- Given instruction
Write out all the lines again, precisely as they stand, but without the images.

======== Given records ========

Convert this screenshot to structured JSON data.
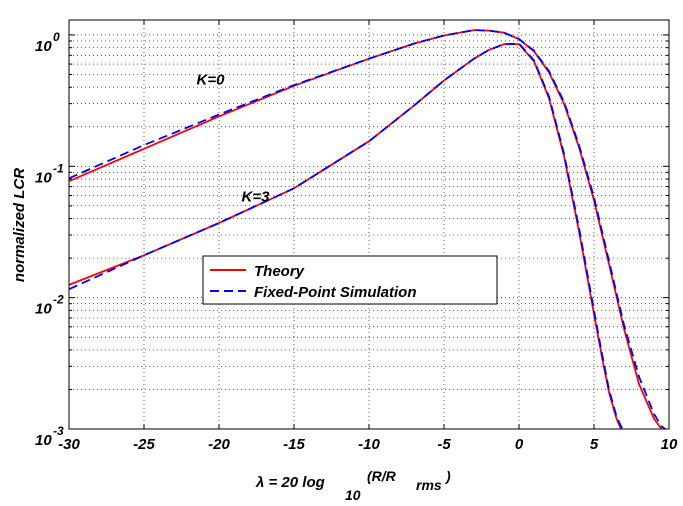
{
  "chart_data": {
    "type": "line",
    "title": "",
    "xlabel": {
      "main": "λ = 20 log",
      "sub": "10",
      "sup_main": "(R/R",
      "sup_sub": "rms",
      "sup_end": ")"
    },
    "ylabel": "normalized LCR",
    "xlim": [
      -30,
      10
    ],
    "ylim": [
      0.001,
      1.3
    ],
    "yscale": "log",
    "grid": true,
    "x_ticks": [
      -30,
      -25,
      -20,
      -15,
      -10,
      -5,
      0,
      5,
      10
    ],
    "x_tick_labels": [
      "-30",
      "-25",
      "-20",
      "-15",
      "-10",
      "-5",
      "0",
      "5",
      "10"
    ],
    "y_ticks": [
      {
        "value": 0.001,
        "base": "10",
        "exp": "-3"
      },
      {
        "value": 0.01,
        "base": "10",
        "exp": "-2"
      },
      {
        "value": 0.1,
        "base": "10",
        "exp": "-1"
      },
      {
        "value": 1,
        "base": "10",
        "exp": "0"
      }
    ],
    "legend": {
      "position": "center-left",
      "entries": [
        {
          "label": "Theory",
          "color": "#ff0000",
          "dash": "solid"
        },
        {
          "label": "Fixed-Point Simulation",
          "color": "#0000ff",
          "dash": "dashed"
        }
      ]
    },
    "annotations": [
      {
        "text": "K=0",
        "x": -21.5,
        "y": 0.42
      },
      {
        "text": "K=3",
        "x": -18.5,
        "y": 0.054
      }
    ],
    "series": [
      {
        "curve": "K=0",
        "legend_ref": "Theory",
        "color": "#ff0000",
        "dash": "solid",
        "x": [
          -30,
          -25,
          -20,
          -15,
          -10,
          -7,
          -5,
          -3,
          -2,
          -1,
          0,
          1,
          2,
          3,
          4,
          5,
          6,
          7,
          8,
          9,
          9.5,
          10
        ],
        "y": [
          0.077,
          0.136,
          0.24,
          0.41,
          0.66,
          0.86,
          0.99,
          1.09,
          1.08,
          1.04,
          0.93,
          0.75,
          0.52,
          0.3,
          0.14,
          0.055,
          0.018,
          0.0058,
          0.0022,
          0.0012,
          0.001,
          0.0009
        ]
      },
      {
        "curve": "K=0",
        "legend_ref": "Fixed-Point Simulation",
        "color": "#0000ff",
        "dash": "dashed",
        "x": [
          -30,
          -25,
          -20,
          -15,
          -10,
          -7,
          -5,
          -3,
          -2,
          -1,
          0,
          1,
          2,
          3,
          4,
          5,
          6,
          7,
          8,
          9,
          9.5,
          10
        ],
        "y": [
          0.081,
          0.145,
          0.248,
          0.415,
          0.66,
          0.86,
          0.99,
          1.09,
          1.08,
          1.04,
          0.93,
          0.76,
          0.53,
          0.31,
          0.145,
          0.058,
          0.019,
          0.0062,
          0.0025,
          0.0013,
          0.00105,
          0.00095
        ]
      },
      {
        "curve": "K=3",
        "legend_ref": "Theory",
        "color": "#ff0000",
        "dash": "solid",
        "x": [
          -30,
          -25,
          -20,
          -15,
          -10,
          -7,
          -5,
          -3,
          -2,
          -1,
          0,
          1,
          2,
          3,
          4,
          5,
          5.5,
          6,
          6.5,
          6.8,
          7
        ],
        "y": [
          0.0125,
          0.021,
          0.037,
          0.068,
          0.155,
          0.29,
          0.45,
          0.66,
          0.77,
          0.85,
          0.85,
          0.63,
          0.33,
          0.12,
          0.032,
          0.0075,
          0.0037,
          0.0019,
          0.0012,
          0.001,
          0.0009
        ]
      },
      {
        "curve": "K=3",
        "legend_ref": "Fixed-Point Simulation",
        "color": "#0000ff",
        "dash": "dashed",
        "x": [
          -30,
          -25,
          -20,
          -15,
          -10,
          -7,
          -5,
          -3,
          -2,
          -1,
          0,
          1,
          2,
          3,
          4,
          5,
          5.5,
          6,
          6.5,
          6.8,
          7
        ],
        "y": [
          0.0116,
          0.021,
          0.037,
          0.068,
          0.155,
          0.29,
          0.45,
          0.66,
          0.77,
          0.85,
          0.86,
          0.64,
          0.34,
          0.125,
          0.034,
          0.008,
          0.0039,
          0.002,
          0.00125,
          0.00105,
          0.00095
        ]
      }
    ]
  }
}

========

- Task response
Convert this screenshot to structured JSON data.
{
  "chart_data": {
    "type": "line",
    "title": "",
    "xlabel": {
      "main": "λ = 20 log",
      "sub": "10",
      "sup_main": "(R/R",
      "sup_sub": "rms",
      "sup_end": ")"
    },
    "ylabel": "normalized LCR",
    "xlim": [
      -30,
      10
    ],
    "ylim": [
      0.001,
      1.3
    ],
    "yscale": "log",
    "grid": true,
    "x_ticks": [
      -30,
      -25,
      -20,
      -15,
      -10,
      -5,
      0,
      5,
      10
    ],
    "x_tick_labels": [
      "-30",
      "-25",
      "-20",
      "-15",
      "-10",
      "-5",
      "0",
      "5",
      "10"
    ],
    "y_ticks": [
      {
        "value": 0.001,
        "base": "10",
        "exp": "-3"
      },
      {
        "value": 0.01,
        "base": "10",
        "exp": "-2"
      },
      {
        "value": 0.1,
        "base": "10",
        "exp": "-1"
      },
      {
        "value": 1,
        "base": "10",
        "exp": "0"
      }
    ],
    "legend": {
      "position": "center-left",
      "entries": [
        {
          "label": "Theory",
          "color": "#ff0000",
          "dash": "solid"
        },
        {
          "label": "Fixed-Point Simulation",
          "color": "#0000ff",
          "dash": "dashed"
        }
      ]
    },
    "annotations": [
      {
        "text": "K=0",
        "x": -21.5,
        "y": 0.42
      },
      {
        "text": "K=3",
        "x": -18.5,
        "y": 0.054
      }
    ],
    "series": [
      {
        "curve": "K=0",
        "legend_ref": "Theory",
        "color": "#ff0000",
        "dash": "solid",
        "x": [
          -30,
          -25,
          -20,
          -15,
          -10,
          -7,
          -5,
          -3,
          -2,
          -1,
          0,
          1,
          2,
          3,
          4,
          5,
          6,
          7,
          8,
          9,
          9.5,
          10
        ],
        "y": [
          0.077,
          0.136,
          0.24,
          0.41,
          0.66,
          0.86,
          0.99,
          1.09,
          1.08,
          1.04,
          0.93,
          0.75,
          0.52,
          0.3,
          0.14,
          0.055,
          0.018,
          0.0058,
          0.0022,
          0.0012,
          0.001,
          0.0009
        ]
      },
      {
        "curve": "K=0",
        "legend_ref": "Fixed-Point Simulation",
        "color": "#0000ff",
        "dash": "dashed",
        "x": [
          -30,
          -25,
          -20,
          -15,
          -10,
          -7,
          -5,
          -3,
          -2,
          -1,
          0,
          1,
          2,
          3,
          4,
          5,
          6,
          7,
          8,
          9,
          9.5,
          10
        ],
        "y": [
          0.081,
          0.145,
          0.248,
          0.415,
          0.66,
          0.86,
          0.99,
          1.09,
          1.08,
          1.04,
          0.93,
          0.76,
          0.53,
          0.31,
          0.145,
          0.058,
          0.019,
          0.0062,
          0.0025,
          0.0013,
          0.00105,
          0.00095
        ]
      },
      {
        "curve": "K=3",
        "legend_ref": "Theory",
        "color": "#ff0000",
        "dash": "solid",
        "x": [
          -30,
          -25,
          -20,
          -15,
          -10,
          -7,
          -5,
          -3,
          -2,
          -1,
          0,
          1,
          2,
          3,
          4,
          5,
          5.5,
          6,
          6.5,
          6.8,
          7
        ],
        "y": [
          0.0125,
          0.021,
          0.037,
          0.068,
          0.155,
          0.29,
          0.45,
          0.66,
          0.77,
          0.85,
          0.85,
          0.63,
          0.33,
          0.12,
          0.032,
          0.0075,
          0.0037,
          0.0019,
          0.0012,
          0.001,
          0.0009
        ]
      },
      {
        "curve": "K=3",
        "legend_ref": "Fixed-Point Simulation",
        "color": "#0000ff",
        "dash": "dashed",
        "x": [
          -30,
          -25,
          -20,
          -15,
          -10,
          -7,
          -5,
          -3,
          -2,
          -1,
          0,
          1,
          2,
          3,
          4,
          5,
          5.5,
          6,
          6.5,
          6.8,
          7
        ],
        "y": [
          0.0116,
          0.021,
          0.037,
          0.068,
          0.155,
          0.29,
          0.45,
          0.66,
          0.77,
          0.85,
          0.86,
          0.64,
          0.34,
          0.125,
          0.034,
          0.008,
          0.0039,
          0.002,
          0.00125,
          0.00105,
          0.00095
        ]
      }
    ]
  }
}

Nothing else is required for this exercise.